**Required task**
Print all the entries verbatim.

#### Material for this task

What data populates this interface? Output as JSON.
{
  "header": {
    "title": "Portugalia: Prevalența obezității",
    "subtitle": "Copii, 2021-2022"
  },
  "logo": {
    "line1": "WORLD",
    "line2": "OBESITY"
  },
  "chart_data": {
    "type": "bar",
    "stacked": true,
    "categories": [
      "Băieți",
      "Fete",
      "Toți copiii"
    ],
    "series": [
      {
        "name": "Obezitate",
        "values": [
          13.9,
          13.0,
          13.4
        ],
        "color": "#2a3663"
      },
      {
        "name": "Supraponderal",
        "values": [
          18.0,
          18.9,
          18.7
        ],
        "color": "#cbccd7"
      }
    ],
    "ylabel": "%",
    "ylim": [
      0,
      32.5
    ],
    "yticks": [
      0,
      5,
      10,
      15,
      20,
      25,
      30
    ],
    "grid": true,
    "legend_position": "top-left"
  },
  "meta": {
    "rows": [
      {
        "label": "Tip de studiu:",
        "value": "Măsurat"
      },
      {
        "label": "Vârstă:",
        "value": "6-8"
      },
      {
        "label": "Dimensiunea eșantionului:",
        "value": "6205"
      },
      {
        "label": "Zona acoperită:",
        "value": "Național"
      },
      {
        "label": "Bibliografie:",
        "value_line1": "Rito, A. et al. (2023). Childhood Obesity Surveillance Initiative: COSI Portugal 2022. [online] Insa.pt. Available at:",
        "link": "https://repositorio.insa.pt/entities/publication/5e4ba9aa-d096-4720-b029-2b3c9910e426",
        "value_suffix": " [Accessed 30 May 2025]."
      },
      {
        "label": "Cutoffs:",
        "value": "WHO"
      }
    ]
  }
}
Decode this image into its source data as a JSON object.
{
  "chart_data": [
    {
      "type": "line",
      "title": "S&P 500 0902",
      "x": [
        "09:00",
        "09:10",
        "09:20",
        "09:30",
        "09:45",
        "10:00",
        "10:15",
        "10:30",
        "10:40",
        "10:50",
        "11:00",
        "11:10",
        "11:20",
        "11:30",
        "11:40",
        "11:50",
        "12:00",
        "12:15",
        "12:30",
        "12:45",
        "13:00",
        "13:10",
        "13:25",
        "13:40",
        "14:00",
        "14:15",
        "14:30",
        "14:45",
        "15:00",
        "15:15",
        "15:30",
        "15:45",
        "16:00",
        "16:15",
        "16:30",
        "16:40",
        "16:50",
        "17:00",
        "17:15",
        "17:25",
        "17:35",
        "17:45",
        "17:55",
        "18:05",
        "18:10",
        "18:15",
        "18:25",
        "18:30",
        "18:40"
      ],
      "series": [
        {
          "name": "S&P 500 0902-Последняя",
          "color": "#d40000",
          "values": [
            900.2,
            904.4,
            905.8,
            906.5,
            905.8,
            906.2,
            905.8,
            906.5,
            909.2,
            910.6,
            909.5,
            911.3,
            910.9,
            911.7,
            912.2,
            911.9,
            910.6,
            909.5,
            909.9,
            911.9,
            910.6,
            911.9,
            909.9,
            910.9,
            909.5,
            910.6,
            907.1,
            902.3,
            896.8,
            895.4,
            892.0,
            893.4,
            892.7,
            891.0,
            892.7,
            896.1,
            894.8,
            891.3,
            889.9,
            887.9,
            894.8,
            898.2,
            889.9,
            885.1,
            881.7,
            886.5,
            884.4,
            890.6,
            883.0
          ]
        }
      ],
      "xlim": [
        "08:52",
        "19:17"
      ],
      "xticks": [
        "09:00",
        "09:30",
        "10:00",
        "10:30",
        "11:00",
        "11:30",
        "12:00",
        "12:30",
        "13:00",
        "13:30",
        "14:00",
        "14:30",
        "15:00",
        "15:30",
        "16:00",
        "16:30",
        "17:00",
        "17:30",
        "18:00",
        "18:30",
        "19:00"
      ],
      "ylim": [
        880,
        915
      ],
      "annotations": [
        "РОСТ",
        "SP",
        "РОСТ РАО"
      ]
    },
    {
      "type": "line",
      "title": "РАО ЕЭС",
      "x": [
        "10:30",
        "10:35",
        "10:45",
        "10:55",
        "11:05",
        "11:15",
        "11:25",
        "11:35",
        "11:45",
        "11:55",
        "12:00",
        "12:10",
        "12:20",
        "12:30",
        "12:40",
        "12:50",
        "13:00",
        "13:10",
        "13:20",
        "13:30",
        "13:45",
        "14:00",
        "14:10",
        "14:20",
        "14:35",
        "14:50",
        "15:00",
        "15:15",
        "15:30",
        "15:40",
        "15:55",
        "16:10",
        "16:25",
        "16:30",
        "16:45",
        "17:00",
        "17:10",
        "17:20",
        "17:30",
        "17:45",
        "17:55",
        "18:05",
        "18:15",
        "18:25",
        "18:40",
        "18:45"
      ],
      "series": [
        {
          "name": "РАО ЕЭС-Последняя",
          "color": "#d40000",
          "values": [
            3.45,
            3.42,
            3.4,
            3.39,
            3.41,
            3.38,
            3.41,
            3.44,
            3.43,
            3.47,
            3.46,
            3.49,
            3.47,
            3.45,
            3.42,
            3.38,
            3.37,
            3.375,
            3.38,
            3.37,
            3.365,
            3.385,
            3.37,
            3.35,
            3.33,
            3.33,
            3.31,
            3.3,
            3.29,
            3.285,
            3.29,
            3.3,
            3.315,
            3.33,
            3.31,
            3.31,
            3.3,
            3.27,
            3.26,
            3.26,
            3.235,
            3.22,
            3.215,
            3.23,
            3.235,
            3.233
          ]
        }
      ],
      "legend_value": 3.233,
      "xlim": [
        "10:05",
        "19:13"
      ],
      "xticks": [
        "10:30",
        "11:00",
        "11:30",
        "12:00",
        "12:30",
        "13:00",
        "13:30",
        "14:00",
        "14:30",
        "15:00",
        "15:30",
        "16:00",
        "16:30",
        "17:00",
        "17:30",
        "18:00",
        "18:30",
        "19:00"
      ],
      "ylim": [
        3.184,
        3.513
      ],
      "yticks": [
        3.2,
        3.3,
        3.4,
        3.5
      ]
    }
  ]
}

########

**Result for this task**
What data populates this interface? Output as JSON.
{
  "header": {
    "title": "Portugalia: Prevalența obezității",
    "subtitle": "Copii, 2021-2022"
  },
  "logo": {
    "line1": "WORLD",
    "line2": "OBESITY"
  },
  "chart_data": {
    "type": "bar",
    "stacked": true,
    "categories": [
      "Băieți",
      "Fete",
      "Toți copiii"
    ],
    "series": [
      {
        "name": "Obezitate",
        "values": [
          13.9,
          13.0,
          13.4
        ],
        "color": "#2a3663"
      },
      {
        "name": "Supraponderal",
        "values": [
          18.0,
          18.9,
          18.7
        ],
        "color": "#cbccd7"
      }
    ],
    "ylabel": "%",
    "ylim": [
      0,
      32.5
    ],
    "yticks": [
      0,
      5,
      10,
      15,
      20,
      25,
      30
    ],
    "grid": true,
    "legend_position": "top-left"
  },
  "meta": {
    "rows": [
      {
        "label": "Tip de studiu:",
        "value": "Măsurat"
      },
      {
        "label": "Vârstă:",
        "value": "6-8"
      },
      {
        "label": "Dimensiunea eșantionului:",
        "value": "6205"
      },
      {
        "label": "Zona acoperită:",
        "value": "Național"
      },
      {
        "label": "Bibliografie:",
        "value_line1": "Rito, A. et al. (2023). Childhood Obesity Surveillance Initiative: COSI Portugal 2022. [online] Insa.pt. Available at:",
        "link": "https://repositorio.insa.pt/entities/publication/5e4ba9aa-d096-4720-b029-2b3c9910e426",
        "value_suffix": " [Accessed 30 May 2025]."
      },
      {
        "label": "Cutoffs:",
        "value": "WHO"
      }
    ]
  }
}
Decode this image into its source data as a JSON object.
{
  "chart_data": [
    {
      "type": "line",
      "title": "S&P 500 0902",
      "x": [
        "09:00",
        "09:10",
        "09:20",
        "09:30",
        "09:45",
        "10:00",
        "10:15",
        "10:30",
        "10:40",
        "10:50",
        "11:00",
        "11:10",
        "11:20",
        "11:30",
        "11:40",
        "11:50",
        "12:00",
        "12:15",
        "12:30",
        "12:45",
        "13:00",
        "13:10",
        "13:25",
        "13:40",
        "14:00",
        "14:15",
        "14:30",
        "14:45",
        "15:00",
        "15:15",
        "15:30",
        "15:45",
        "16:00",
        "16:15",
        "16:30",
        "16:40",
        "16:50",
        "17:00",
        "17:15",
        "17:25",
        "17:35",
        "17:45",
        "17:55",
        "18:05",
        "18:10",
        "18:15",
        "18:25",
        "18:30",
        "18:40"
      ],
      "series": [
        {
          "name": "S&P 500 0902-Последняя",
          "color": "#d40000",
          "values": [
            900.2,
            904.4,
            905.8,
            906.5,
            905.8,
            906.2,
            905.8,
            906.5,
            909.2,
            910.6,
            909.5,
            911.3,
            910.9,
            911.7,
            912.2,
            911.9,
            910.6,
            909.5,
            909.9,
            911.9,
            910.6,
            911.9,
            909.9,
            910.9,
            909.5,
            910.6,
            907.1,
            902.3,
            896.8,
            895.4,
            892.0,
            893.4,
            892.7,
            891.0,
            892.7,
            896.1,
            894.8,
            891.3,
            889.9,
            887.9,
            894.8,
            898.2,
            889.9,
            885.1,
            881.7,
            886.5,
            884.4,
            890.6,
            883.0
          ]
        }
      ],
      "xlim": [
        "08:52",
        "19:17"
      ],
      "xticks": [
        "09:00",
        "09:30",
        "10:00",
        "10:30",
        "11:00",
        "11:30",
        "12:00",
        "12:30",
        "13:00",
        "13:30",
        "14:00",
        "14:30",
        "15:00",
        "15:30",
        "16:00",
        "16:30",
        "17:00",
        "17:30",
        "18:00",
        "18:30",
        "19:00"
      ],
      "ylim": [
        880,
        915
      ],
      "annotations": [
        "РОСТ",
        "SP",
        "РОСТ РАО"
      ]
    },
    {
      "type": "line",
      "title": "РАО ЕЭС",
      "x": [
        "10:30",
        "10:35",
        "10:45",
        "10:55",
        "11:05",
        "11:15",
        "11:25",
        "11:35",
        "11:45",
        "11:55",
        "12:00",
        "12:10",
        "12:20",
        "12:30",
        "12:40",
        "12:50",
        "13:00",
        "13:10",
        "13:20",
        "13:30",
        "13:45",
        "14:00",
        "14:10",
        "14:20",
        "14:35",
        "14:50",
        "15:00",
        "15:15",
        "15:30",
        "15:40",
        "15:55",
        "16:10",
        "16:25",
        "16:30",
        "16:45",
        "17:00",
        "17:10",
        "17:20",
        "17:30",
        "17:45",
        "17:55",
        "18:05",
        "18:15",
        "18:25",
        "18:40",
        "18:45"
      ],
      "series": [
        {
          "name": "РАО ЕЭС-Последняя",
          "color": "#d40000",
          "values": [
            3.45,
            3.42,
            3.4,
            3.39,
            3.41,
            3.38,
            3.41,
            3.44,
            3.43,
            3.47,
            3.46,
            3.49,
            3.47,
            3.45,
            3.42,
            3.38,
            3.37,
            3.375,
            3.38,
            3.37,
            3.365,
            3.385,
            3.37,
            3.35,
            3.33,
            3.33,
            3.31,
            3.3,
            3.29,
            3.285,
            3.29,
            3.3,
            3.315,
            3.33,
            3.31,
            3.31,
            3.3,
            3.27,
            3.26,
            3.26,
            3.235,
            3.22,
            3.215,
            3.23,
            3.235,
            3.233
          ]
        }
      ],
      "legend_value": 3.233,
      "xlim": [
        "10:05",
        "19:13"
      ],
      "xticks": [
        "10:30",
        "11:00",
        "11:30",
        "12:00",
        "12:30",
        "13:00",
        "13:30",
        "14:00",
        "14:30",
        "15:00",
        "15:30",
        "16:00",
        "16:30",
        "17:00",
        "17:30",
        "18:00",
        "18:30",
        "19:00"
      ],
      "ylim": [
        3.184,
        3.513
      ],
      "yticks": [
        3.2,
        3.3,
        3.4,
        3.5
      ]
    }
  ]
}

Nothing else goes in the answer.